→ **WHAT YOU ARE ASKED TO DO**
Return the count of lines that hold the string "icon", with no other words.

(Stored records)
----------------------------------------

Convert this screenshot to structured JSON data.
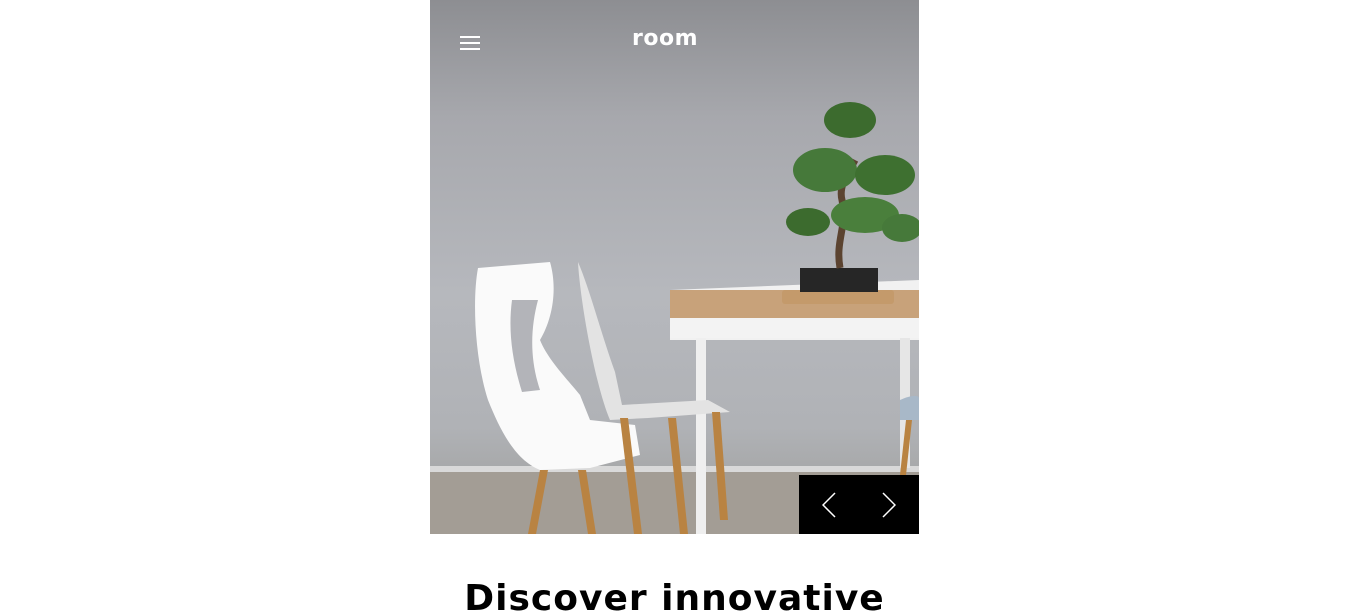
{
  "header": {
    "logo": "room",
    "menu_icon": "hamburger-icon"
  },
  "hero": {
    "image_subject": "white chairs and wooden table with bonsai tree",
    "controls": {
      "prev_icon": "chevron-left-icon",
      "next_icon": "chevron-right-icon"
    }
  },
  "main": {
    "headline": "Discover innovative"
  },
  "colors": {
    "background": "#ffffff",
    "controls_bg": "#000000",
    "text": "#000000",
    "header_text": "#ffffff"
  }
}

----------------------------------------

→ **EXPECTED ANSWER**
3